SET TASK -
Report each line of the data that has "JSON" somewhere in it.
----------------------------------------
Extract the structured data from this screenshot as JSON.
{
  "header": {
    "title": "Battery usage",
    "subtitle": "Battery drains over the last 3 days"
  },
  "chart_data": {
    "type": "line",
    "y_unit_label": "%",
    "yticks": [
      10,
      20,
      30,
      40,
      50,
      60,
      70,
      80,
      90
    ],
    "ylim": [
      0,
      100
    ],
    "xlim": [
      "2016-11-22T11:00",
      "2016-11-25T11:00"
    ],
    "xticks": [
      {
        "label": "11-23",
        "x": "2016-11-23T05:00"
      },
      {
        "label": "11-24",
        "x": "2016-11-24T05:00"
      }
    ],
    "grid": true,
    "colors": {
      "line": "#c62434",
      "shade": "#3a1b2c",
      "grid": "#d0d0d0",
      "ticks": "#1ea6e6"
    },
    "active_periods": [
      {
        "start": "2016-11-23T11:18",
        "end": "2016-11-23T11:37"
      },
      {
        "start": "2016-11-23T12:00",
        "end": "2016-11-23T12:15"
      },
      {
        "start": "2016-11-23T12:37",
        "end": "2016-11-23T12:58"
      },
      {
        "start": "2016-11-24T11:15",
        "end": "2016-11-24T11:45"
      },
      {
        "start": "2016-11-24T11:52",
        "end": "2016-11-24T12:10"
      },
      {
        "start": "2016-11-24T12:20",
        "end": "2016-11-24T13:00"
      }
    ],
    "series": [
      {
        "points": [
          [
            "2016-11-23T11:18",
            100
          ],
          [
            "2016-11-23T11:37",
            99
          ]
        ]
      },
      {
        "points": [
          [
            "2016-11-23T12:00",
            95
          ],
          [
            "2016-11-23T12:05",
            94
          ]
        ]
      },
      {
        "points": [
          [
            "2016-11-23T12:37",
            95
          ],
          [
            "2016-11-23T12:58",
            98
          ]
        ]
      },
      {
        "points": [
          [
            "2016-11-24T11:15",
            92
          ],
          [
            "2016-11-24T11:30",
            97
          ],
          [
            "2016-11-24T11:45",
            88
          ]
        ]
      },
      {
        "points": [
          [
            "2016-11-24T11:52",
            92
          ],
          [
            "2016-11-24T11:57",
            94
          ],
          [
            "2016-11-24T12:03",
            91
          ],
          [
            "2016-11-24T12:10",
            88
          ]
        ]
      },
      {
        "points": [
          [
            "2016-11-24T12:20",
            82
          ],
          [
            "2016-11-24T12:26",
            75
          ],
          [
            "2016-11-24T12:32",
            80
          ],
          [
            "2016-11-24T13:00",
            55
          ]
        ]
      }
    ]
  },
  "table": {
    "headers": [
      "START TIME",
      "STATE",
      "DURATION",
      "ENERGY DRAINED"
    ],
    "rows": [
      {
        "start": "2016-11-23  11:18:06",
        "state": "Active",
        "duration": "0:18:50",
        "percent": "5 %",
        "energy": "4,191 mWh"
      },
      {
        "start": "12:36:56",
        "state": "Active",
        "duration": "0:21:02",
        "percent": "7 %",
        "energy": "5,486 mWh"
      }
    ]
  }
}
----------------------------------------
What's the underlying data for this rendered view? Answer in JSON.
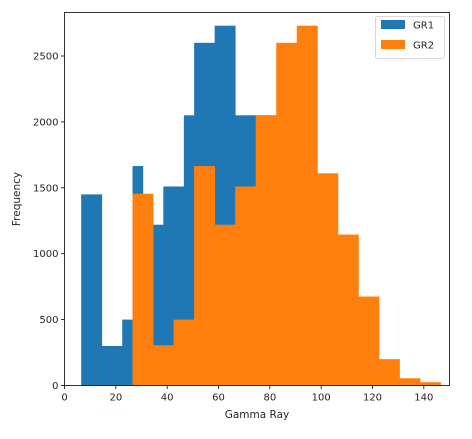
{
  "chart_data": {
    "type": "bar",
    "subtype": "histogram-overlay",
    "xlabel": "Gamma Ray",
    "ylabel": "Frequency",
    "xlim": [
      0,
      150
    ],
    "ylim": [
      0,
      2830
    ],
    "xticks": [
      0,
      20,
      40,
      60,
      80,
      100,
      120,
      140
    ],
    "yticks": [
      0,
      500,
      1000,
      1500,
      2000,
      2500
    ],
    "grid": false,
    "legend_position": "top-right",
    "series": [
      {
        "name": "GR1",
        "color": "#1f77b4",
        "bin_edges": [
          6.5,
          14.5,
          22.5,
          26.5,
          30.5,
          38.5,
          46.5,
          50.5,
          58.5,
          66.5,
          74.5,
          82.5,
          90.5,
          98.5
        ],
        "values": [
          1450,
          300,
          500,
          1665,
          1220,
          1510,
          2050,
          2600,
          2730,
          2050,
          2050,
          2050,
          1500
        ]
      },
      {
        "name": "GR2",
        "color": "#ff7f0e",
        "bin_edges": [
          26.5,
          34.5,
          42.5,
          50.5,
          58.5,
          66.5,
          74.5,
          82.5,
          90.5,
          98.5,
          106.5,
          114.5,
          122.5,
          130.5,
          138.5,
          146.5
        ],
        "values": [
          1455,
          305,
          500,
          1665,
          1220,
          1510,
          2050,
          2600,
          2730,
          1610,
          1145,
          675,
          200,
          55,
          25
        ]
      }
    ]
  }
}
----------------------------------------
EXPECTED OUTPUT -
Extract the structured data from this screenshot as JSON.
What's the underlying data for this rendered view? Answer in JSON.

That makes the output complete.